======== INPUT DATA
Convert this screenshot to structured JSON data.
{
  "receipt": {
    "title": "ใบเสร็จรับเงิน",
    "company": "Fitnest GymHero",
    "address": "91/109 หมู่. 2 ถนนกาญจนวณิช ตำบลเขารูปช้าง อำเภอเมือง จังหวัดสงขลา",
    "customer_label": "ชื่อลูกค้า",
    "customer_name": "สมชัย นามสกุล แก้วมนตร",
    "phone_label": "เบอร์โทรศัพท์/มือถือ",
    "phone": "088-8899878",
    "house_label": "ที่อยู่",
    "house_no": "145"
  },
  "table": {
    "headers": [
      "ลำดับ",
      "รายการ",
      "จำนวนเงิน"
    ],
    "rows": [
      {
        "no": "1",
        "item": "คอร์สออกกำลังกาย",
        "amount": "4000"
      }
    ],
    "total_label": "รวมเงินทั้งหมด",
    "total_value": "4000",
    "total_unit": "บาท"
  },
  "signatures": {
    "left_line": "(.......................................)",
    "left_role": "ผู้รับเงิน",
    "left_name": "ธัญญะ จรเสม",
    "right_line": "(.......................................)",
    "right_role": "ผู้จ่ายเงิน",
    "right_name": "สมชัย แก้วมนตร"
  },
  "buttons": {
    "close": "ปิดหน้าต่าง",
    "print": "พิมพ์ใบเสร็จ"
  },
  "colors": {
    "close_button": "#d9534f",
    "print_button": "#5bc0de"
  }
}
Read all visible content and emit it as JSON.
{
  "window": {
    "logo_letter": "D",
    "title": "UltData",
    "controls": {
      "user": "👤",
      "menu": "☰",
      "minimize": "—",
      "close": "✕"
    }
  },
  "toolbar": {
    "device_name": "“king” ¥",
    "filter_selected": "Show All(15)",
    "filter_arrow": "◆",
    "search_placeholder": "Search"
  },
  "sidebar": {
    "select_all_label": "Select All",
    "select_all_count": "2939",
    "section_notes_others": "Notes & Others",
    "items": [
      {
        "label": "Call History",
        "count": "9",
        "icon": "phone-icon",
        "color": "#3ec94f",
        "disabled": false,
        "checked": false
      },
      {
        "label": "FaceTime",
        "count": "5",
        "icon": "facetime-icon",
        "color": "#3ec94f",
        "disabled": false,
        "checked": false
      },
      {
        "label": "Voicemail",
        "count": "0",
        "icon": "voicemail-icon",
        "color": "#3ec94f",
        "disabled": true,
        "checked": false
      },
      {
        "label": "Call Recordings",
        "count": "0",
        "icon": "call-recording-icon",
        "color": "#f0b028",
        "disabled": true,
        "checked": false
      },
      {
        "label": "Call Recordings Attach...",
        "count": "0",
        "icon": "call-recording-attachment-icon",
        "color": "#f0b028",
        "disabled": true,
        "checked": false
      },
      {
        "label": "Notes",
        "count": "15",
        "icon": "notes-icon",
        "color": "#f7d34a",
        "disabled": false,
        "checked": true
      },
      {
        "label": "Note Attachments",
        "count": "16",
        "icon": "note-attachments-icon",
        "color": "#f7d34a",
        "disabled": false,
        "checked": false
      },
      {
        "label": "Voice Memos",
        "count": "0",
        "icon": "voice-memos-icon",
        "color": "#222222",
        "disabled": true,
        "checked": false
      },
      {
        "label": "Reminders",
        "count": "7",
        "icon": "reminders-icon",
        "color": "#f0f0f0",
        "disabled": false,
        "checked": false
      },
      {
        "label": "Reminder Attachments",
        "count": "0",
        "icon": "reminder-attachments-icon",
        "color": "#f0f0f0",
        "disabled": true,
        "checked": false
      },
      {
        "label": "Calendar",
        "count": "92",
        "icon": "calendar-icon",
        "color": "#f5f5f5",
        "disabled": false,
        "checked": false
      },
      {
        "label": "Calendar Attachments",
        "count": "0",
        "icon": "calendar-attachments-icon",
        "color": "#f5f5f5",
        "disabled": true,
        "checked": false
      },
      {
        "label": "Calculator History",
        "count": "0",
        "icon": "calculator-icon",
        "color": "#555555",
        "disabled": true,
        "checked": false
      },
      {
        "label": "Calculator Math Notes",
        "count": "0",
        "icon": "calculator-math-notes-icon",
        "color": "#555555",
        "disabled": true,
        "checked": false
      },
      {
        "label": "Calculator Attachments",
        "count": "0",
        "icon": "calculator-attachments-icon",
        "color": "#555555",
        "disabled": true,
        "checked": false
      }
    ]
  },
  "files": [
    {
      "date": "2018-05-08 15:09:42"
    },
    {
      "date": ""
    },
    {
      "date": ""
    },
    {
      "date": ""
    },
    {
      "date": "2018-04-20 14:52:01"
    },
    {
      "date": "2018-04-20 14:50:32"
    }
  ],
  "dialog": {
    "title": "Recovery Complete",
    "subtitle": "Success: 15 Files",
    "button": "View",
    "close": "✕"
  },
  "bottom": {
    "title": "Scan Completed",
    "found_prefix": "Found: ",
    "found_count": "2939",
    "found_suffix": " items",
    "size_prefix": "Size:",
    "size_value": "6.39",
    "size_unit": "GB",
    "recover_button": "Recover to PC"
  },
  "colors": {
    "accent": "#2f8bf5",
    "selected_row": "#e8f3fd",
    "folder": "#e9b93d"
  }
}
================
WHAT THE TASK ASKS: Would you give the material above again, complete and exact?

TASK ANSWER:
Convert this screenshot to structured JSON data.
{
  "receipt": {
    "title": "ใบเสร็จรับเงิน",
    "company": "Fitnest GymHero",
    "address": "91/109 หมู่. 2 ถนนกาญจนวณิช ตำบลเขารูปช้าง อำเภอเมือง จังหวัดสงขลา",
    "customer_label": "ชื่อลูกค้า",
    "customer_name": "สมชัย นามสกุล แก้วมนตร",
    "phone_label": "เบอร์โทรศัพท์/มือถือ",
    "phone": "088-8899878",
    "house_label": "ที่อยู่",
    "house_no": "145"
  },
  "table": {
    "headers": [
      "ลำดับ",
      "รายการ",
      "จำนวนเงิน"
    ],
    "rows": [
      {
        "no": "1",
        "item": "คอร์สออกกำลังกาย",
        "amount": "4000"
      }
    ],
    "total_label": "รวมเงินทั้งหมด",
    "total_value": "4000",
    "total_unit": "บาท"
  },
  "signatures": {
    "left_line": "(.......................................)",
    "left_role": "ผู้รับเงิน",
    "left_name": "ธัญญะ จรเสม",
    "right_line": "(.......................................)",
    "right_role": "ผู้จ่ายเงิน",
    "right_name": "สมชัย แก้วมนตร"
  },
  "buttons": {
    "close": "ปิดหน้าต่าง",
    "print": "พิมพ์ใบเสร็จ"
  },
  "colors": {
    "close_button": "#d9534f",
    "print_button": "#5bc0de"
  }
}
Read all visible content and emit it as JSON.
{
  "window": {
    "logo_letter": "D",
    "title": "UltData",
    "controls": {
      "user": "👤",
      "menu": "☰",
      "minimize": "—",
      "close": "✕"
    }
  },
  "toolbar": {
    "device_name": "“king” ¥",
    "filter_selected": "Show All(15)",
    "filter_arrow": "◆",
    "search_placeholder": "Search"
  },
  "sidebar": {
    "select_all_label": "Select All",
    "select_all_count": "2939",
    "section_notes_others": "Notes & Others",
    "items": [
      {
        "label": "Call History",
        "count": "9",
        "icon": "phone-icon",
        "color": "#3ec94f",
        "disabled": false,
        "checked": false
      },
      {
        "label": "FaceTime",
        "count": "5",
        "icon": "facetime-icon",
        "color": "#3ec94f",
        "disabled": false,
        "checked": false
      },
      {
        "label": "Voicemail",
        "count": "0",
        "icon": "voicemail-icon",
        "color": "#3ec94f",
        "disabled": true,
        "checked": false
      },
      {
        "label": "Call Recordings",
        "count": "0",
        "icon": "call-recording-icon",
        "color": "#f0b028",
        "disabled": true,
        "checked": false
      },
      {
        "label": "Call Recordings Attach...",
        "count": "0",
        "icon": "call-recording-attachment-icon",
        "color": "#f0b028",
        "disabled": true,
        "checked": false
      },
      {
        "label": "Notes",
        "count": "15",
        "icon": "notes-icon",
        "color": "#f7d34a",
        "disabled": false,
        "checked": true
      },
      {
        "label": "Note Attachments",
        "count": "16",
        "icon": "note-attachments-icon",
        "color": "#f7d34a",
        "disabled": false,
        "checked": false
      },
      {
        "label": "Voice Memos",
        "count": "0",
        "icon": "voice-memos-icon",
        "color": "#222222",
        "disabled": true,
        "checked": false
      },
      {
        "label": "Reminders",
        "count": "7",
        "icon": "reminders-icon",
        "color": "#f0f0f0",
        "disabled": false,
        "checked": false
      },
      {
        "label": "Reminder Attachments",
        "count": "0",
        "icon": "reminder-attachments-icon",
        "color": "#f0f0f0",
        "disabled": true,
        "checked": false
      },
      {
        "label": "Calendar",
        "count": "92",
        "icon": "calendar-icon",
        "color": "#f5f5f5",
        "disabled": false,
        "checked": false
      },
      {
        "label": "Calendar Attachments",
        "count": "0",
        "icon": "calendar-attachments-icon",
        "color": "#f5f5f5",
        "disabled": true,
        "checked": false
      },
      {
        "label": "Calculator History",
        "count": "0",
        "icon": "calculator-icon",
        "color": "#555555",
        "disabled": true,
        "checked": false
      },
      {
        "label": "Calculator Math Notes",
        "count": "0",
        "icon": "calculator-math-notes-icon",
        "color": "#555555",
        "disabled": true,
        "checked": false
      },
      {
        "label": "Calculator Attachments",
        "count": "0",
        "icon": "calculator-attachments-icon",
        "color": "#555555",
        "disabled": true,
        "checked": false
      }
    ]
  },
  "files": [
    {
      "date": "2018-05-08 15:09:42"
    },
    {
      "date": ""
    },
    {
      "date": ""
    },
    {
      "date": ""
    },
    {
      "date": "2018-04-20 14:52:01"
    },
    {
      "date": "2018-04-20 14:50:32"
    }
  ],
  "dialog": {
    "title": "Recovery Complete",
    "subtitle": "Success: 15 Files",
    "button": "View",
    "close": "✕"
  },
  "bottom": {
    "title": "Scan Completed",
    "found_prefix": "Found: ",
    "found_count": "2939",
    "found_suffix": " items",
    "size_prefix": "Size:",
    "size_value": "6.39",
    "size_unit": "GB",
    "recover_button": "Recover to PC"
  },
  "colors": {
    "accent": "#2f8bf5",
    "selected_row": "#e8f3fd",
    "folder": "#e9b93d"
  }
}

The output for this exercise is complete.